Pick out the lines containing "some".

BEGIN Stored data

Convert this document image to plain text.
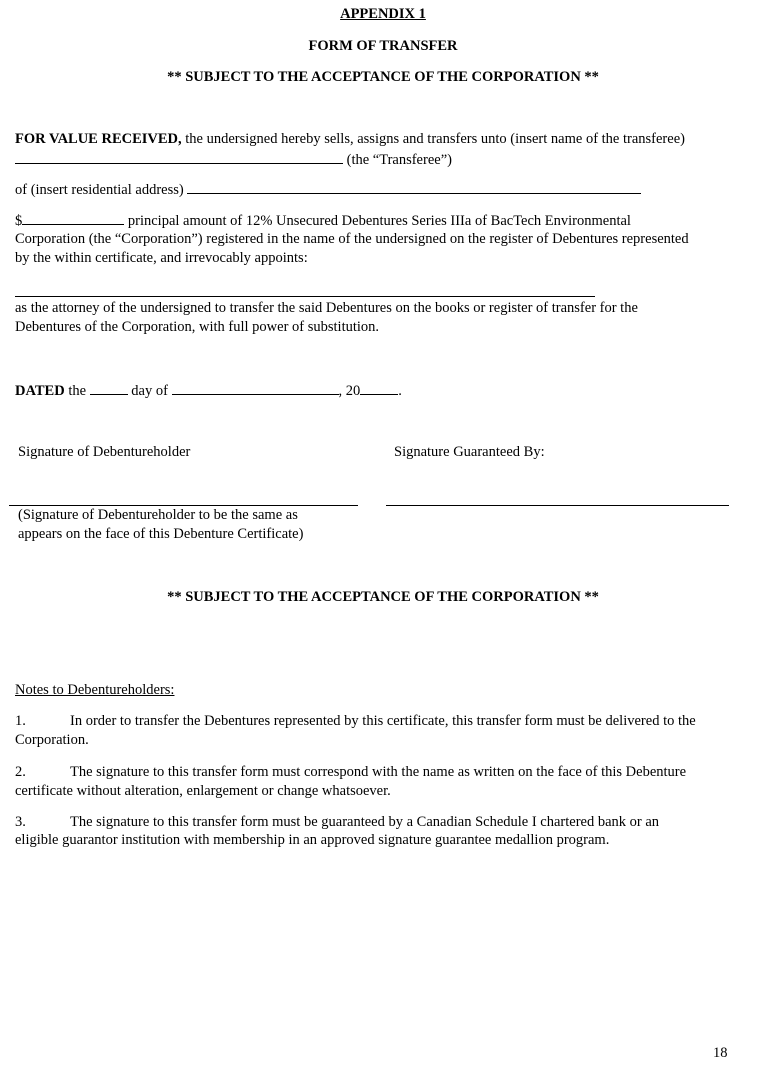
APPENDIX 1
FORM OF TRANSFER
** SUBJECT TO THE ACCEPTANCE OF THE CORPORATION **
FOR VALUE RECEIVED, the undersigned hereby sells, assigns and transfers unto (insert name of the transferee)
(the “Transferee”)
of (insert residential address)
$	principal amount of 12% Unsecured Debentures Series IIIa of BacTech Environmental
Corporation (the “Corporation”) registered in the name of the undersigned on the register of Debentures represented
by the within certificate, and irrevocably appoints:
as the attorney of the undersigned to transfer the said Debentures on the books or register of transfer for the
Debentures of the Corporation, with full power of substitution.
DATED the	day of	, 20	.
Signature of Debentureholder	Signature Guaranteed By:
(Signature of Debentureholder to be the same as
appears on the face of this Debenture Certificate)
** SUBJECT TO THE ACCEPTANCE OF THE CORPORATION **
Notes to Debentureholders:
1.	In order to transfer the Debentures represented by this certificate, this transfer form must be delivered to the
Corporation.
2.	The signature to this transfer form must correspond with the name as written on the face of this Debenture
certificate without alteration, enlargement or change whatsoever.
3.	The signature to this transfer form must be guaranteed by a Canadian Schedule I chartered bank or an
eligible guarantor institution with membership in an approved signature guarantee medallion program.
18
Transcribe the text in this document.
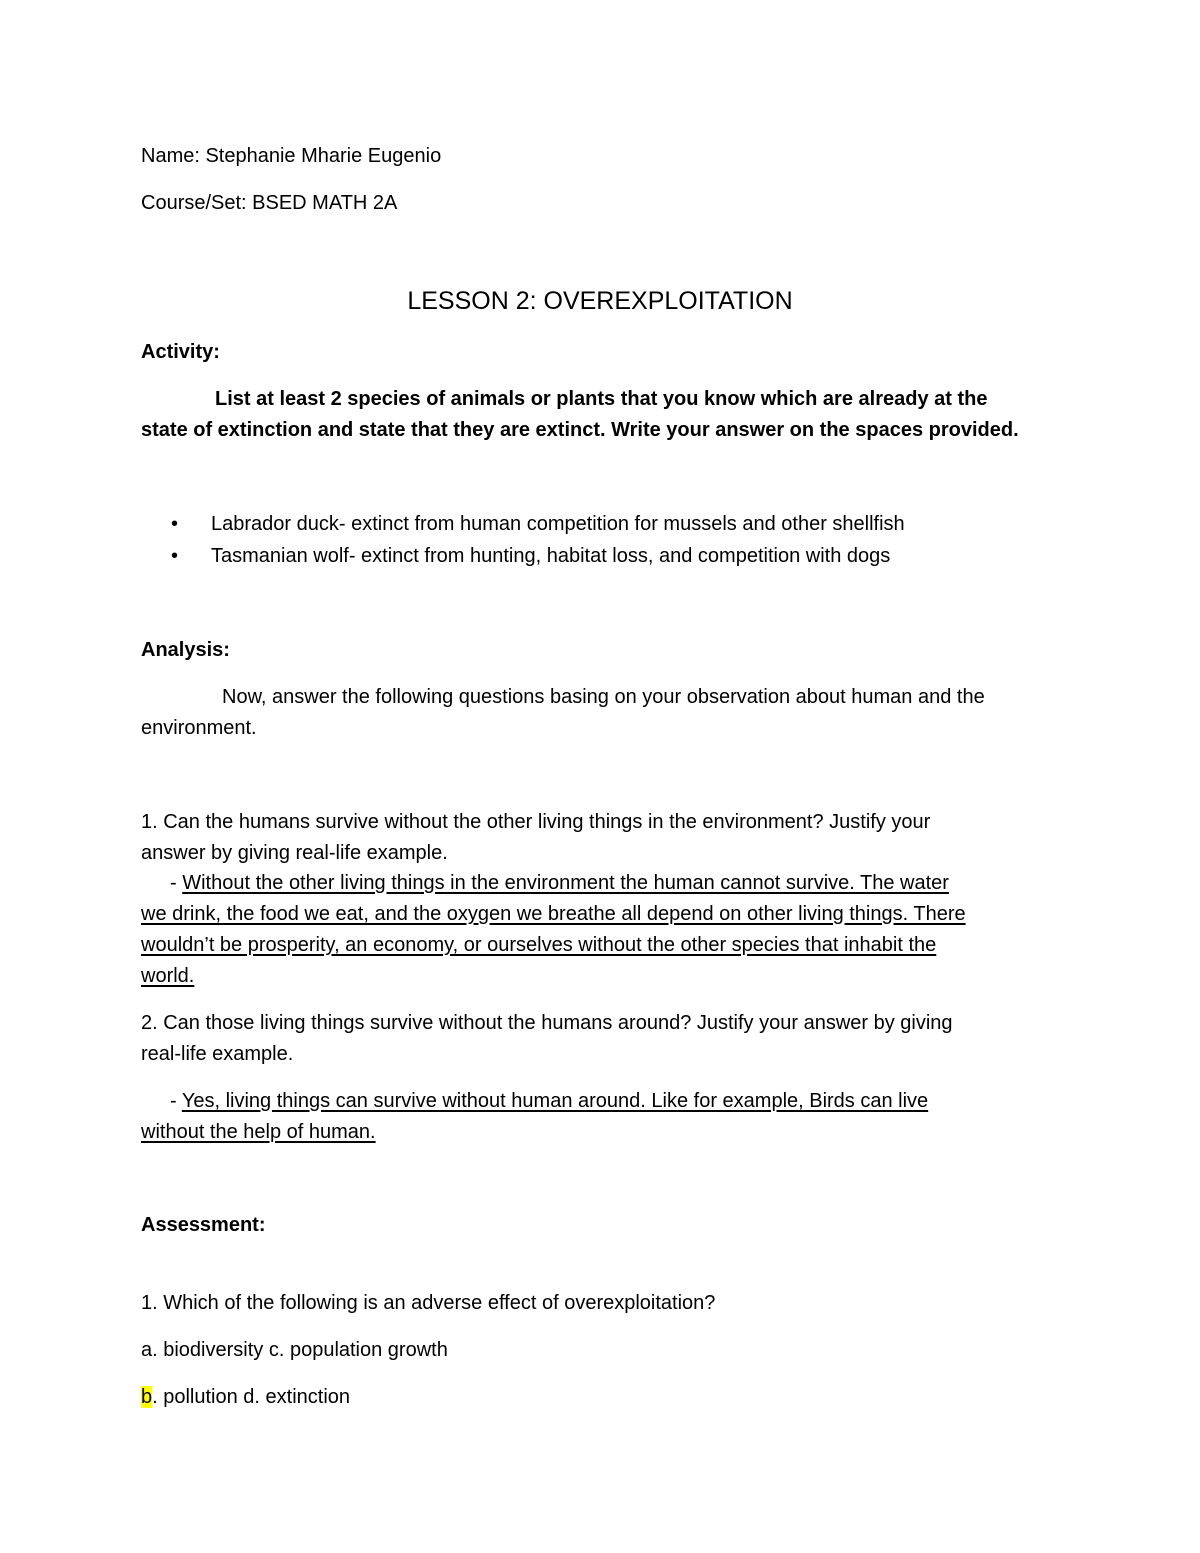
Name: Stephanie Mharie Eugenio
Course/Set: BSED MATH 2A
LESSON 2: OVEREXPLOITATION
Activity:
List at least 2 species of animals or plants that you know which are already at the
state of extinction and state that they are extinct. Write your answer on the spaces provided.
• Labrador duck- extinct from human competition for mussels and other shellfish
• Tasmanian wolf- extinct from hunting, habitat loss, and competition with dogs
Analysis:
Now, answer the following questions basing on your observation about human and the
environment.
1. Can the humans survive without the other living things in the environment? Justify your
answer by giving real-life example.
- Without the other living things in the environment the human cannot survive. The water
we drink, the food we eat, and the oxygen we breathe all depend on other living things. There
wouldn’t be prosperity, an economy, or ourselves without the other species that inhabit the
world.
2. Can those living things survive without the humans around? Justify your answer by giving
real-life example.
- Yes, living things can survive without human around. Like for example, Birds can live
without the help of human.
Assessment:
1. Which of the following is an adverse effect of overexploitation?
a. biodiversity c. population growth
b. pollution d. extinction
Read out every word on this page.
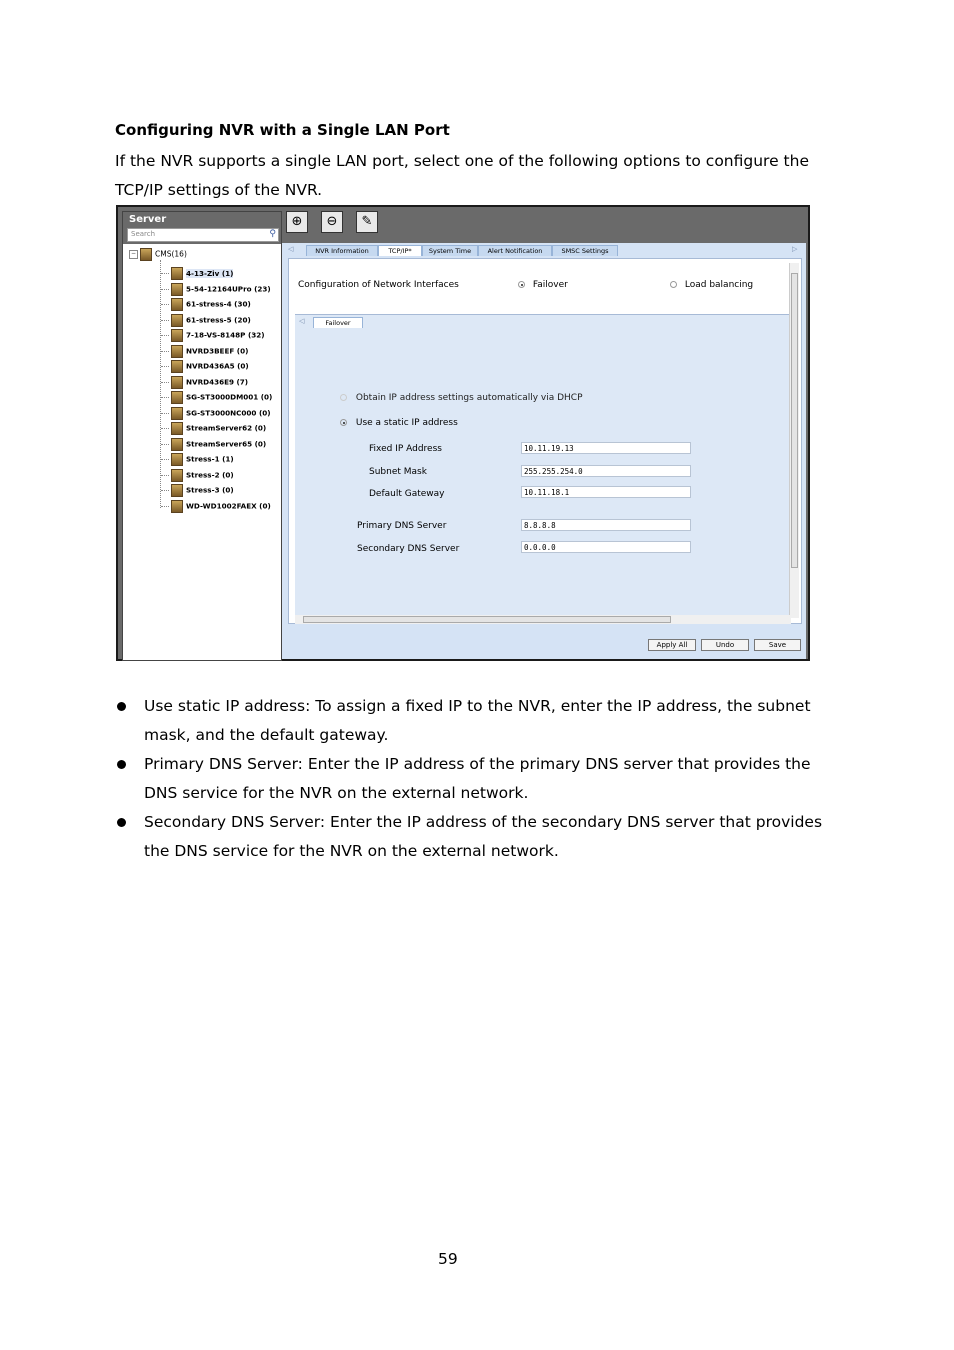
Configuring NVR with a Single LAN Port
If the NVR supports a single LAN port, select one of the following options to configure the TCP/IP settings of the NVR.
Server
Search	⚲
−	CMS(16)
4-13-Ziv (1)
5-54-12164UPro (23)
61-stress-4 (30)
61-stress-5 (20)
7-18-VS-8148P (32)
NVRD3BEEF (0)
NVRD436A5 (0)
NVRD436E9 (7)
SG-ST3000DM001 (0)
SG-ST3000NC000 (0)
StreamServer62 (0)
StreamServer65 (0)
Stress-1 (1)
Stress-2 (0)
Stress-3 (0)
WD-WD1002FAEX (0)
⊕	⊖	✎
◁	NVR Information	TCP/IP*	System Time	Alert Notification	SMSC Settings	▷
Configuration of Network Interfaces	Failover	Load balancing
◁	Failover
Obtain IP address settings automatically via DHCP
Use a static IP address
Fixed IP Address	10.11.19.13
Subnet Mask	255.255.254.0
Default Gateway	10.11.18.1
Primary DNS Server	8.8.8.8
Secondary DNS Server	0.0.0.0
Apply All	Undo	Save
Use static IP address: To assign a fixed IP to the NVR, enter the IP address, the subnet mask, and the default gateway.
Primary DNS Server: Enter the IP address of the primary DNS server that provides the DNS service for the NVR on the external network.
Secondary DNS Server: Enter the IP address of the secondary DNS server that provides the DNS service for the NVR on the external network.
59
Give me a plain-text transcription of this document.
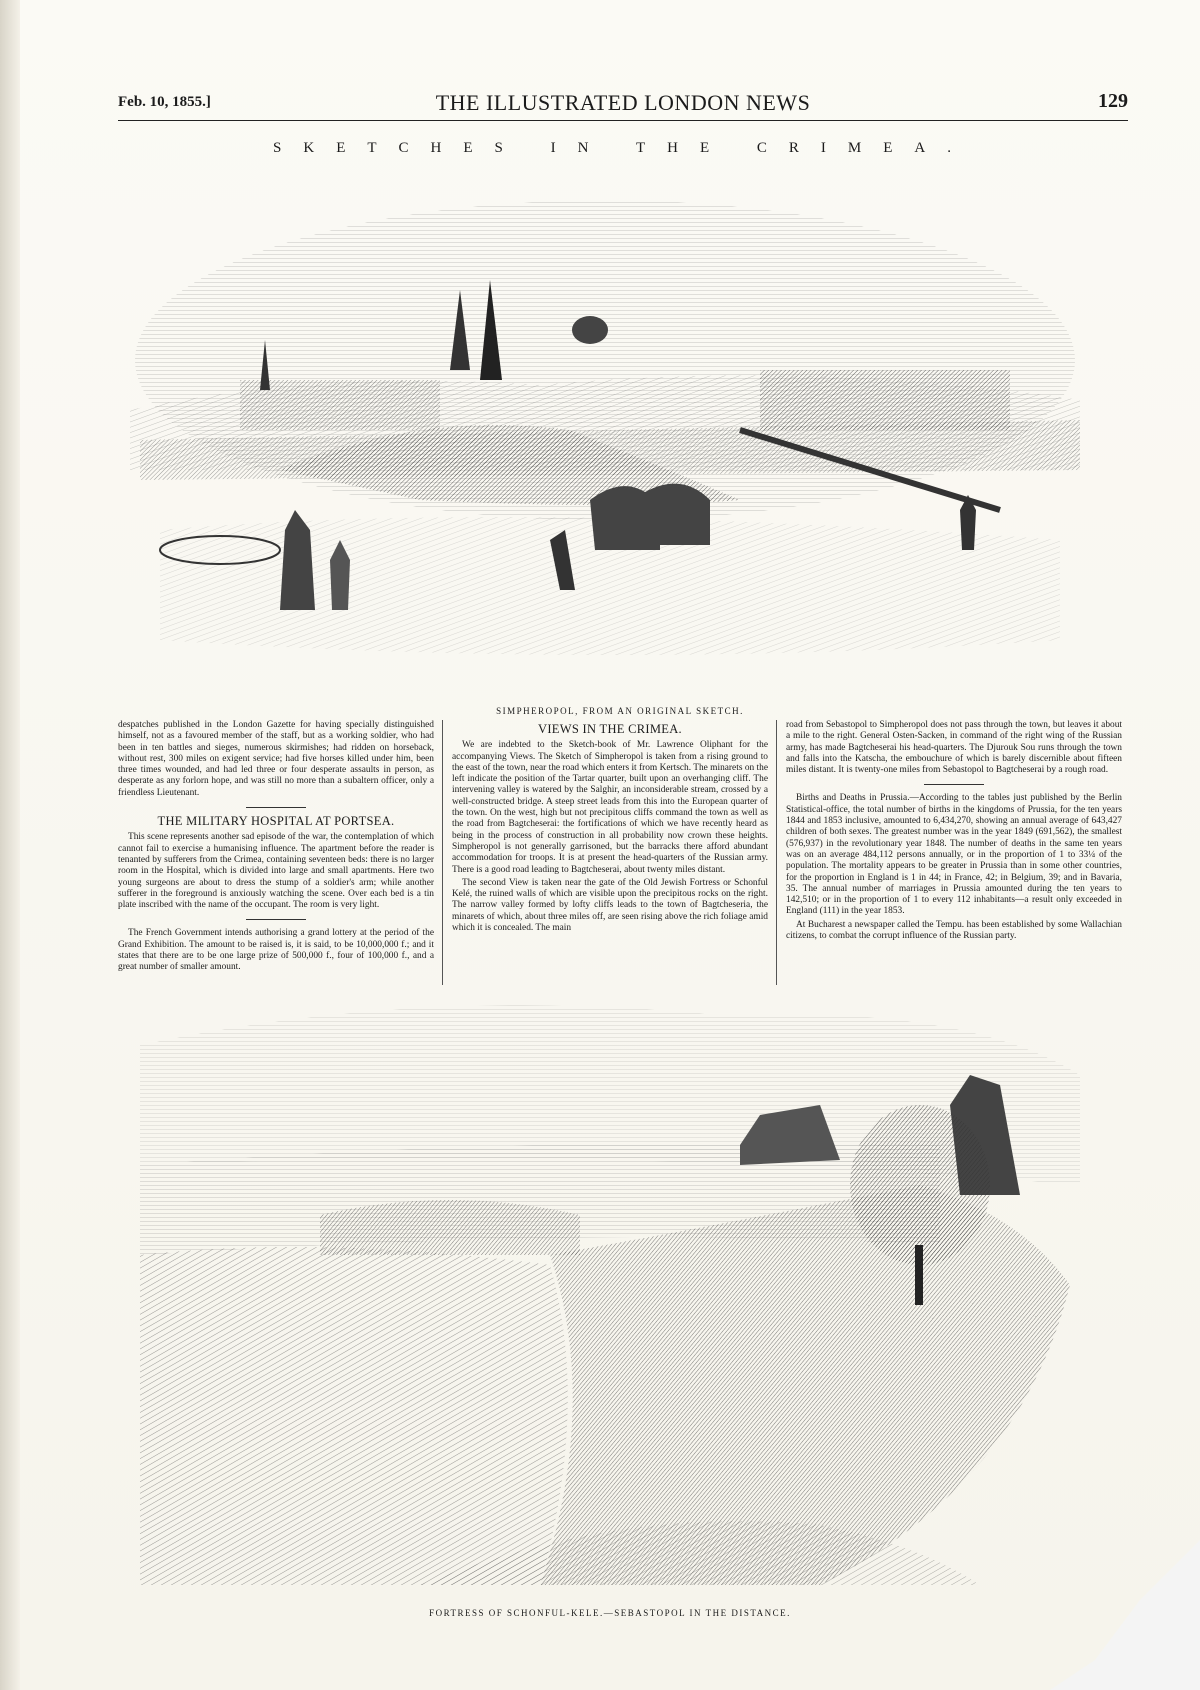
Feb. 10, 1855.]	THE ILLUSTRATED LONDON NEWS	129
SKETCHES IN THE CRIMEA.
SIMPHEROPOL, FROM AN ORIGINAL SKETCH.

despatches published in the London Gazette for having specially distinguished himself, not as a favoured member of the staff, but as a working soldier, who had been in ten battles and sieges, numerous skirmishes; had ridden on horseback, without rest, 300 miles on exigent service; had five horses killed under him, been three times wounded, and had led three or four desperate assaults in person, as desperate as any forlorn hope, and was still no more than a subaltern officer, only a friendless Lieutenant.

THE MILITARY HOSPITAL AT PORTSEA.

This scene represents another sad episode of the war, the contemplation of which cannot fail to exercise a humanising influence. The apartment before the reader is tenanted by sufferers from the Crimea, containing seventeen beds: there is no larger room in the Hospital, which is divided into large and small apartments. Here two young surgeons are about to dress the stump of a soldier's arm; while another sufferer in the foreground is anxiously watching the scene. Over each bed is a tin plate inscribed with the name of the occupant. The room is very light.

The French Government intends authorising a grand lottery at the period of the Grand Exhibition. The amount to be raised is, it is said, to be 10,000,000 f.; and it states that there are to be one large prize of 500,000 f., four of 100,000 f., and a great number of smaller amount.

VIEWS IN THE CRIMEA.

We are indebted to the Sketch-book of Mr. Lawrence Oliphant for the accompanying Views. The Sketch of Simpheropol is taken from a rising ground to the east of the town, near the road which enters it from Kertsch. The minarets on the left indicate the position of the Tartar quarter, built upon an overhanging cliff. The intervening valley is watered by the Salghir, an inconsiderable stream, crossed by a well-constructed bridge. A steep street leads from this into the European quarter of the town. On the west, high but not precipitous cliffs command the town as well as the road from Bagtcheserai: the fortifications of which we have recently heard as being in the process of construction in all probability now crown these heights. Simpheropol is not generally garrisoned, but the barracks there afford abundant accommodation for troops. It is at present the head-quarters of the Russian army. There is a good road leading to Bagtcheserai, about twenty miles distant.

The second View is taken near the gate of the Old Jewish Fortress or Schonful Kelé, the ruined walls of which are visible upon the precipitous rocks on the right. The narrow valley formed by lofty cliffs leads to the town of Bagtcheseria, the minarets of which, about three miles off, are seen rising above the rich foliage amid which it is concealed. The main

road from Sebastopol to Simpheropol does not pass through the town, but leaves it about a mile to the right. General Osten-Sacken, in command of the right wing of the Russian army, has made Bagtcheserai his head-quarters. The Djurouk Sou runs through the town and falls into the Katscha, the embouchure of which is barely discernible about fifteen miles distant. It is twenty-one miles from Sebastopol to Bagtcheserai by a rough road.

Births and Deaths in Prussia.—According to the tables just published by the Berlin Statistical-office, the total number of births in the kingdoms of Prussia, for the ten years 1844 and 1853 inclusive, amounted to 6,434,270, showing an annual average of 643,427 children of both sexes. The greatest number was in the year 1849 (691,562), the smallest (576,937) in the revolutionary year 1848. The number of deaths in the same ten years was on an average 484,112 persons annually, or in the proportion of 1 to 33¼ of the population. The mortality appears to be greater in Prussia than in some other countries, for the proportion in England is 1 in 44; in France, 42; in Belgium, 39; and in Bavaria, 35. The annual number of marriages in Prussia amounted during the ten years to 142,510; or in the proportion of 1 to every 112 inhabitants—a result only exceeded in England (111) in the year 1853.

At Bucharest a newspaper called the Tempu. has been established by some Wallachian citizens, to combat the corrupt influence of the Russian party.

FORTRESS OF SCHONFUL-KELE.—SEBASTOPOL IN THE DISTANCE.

END Stored data

Result:
Births and Deaths in Prussia.—According to the tables just published by the Berlin Statistical-office, the total number of births in the kingdoms of Prussia, for the ten years 1844 and 1853 inclusive, amounted to 6,434,270, showing an annual average of 643,427 children of both sexes. The greatest number was in the year 1849 (691,562), the smallest (576,937) in the revolutionary year 1848. The number of deaths in the same ten years was on an average 484,112 persons annually, or in the proportion of 1 to 33¼ of the population. The mortality appears to be greater in Prussia than in some other countries, for the proportion in England is 1 in 44; in France, 42; in Belgium, 39; and in Bavaria, 35. The annual number of marriages in Prussia amounted during the ten years to 142,510; or in the proportion of 1 to every 112 inhabitants—a result only exceeded in England (111) in the year 1853.
At Bucharest a newspaper called the Tempu. has been established by some Wallachian citizens, to combat the corrupt influence of the Russian party.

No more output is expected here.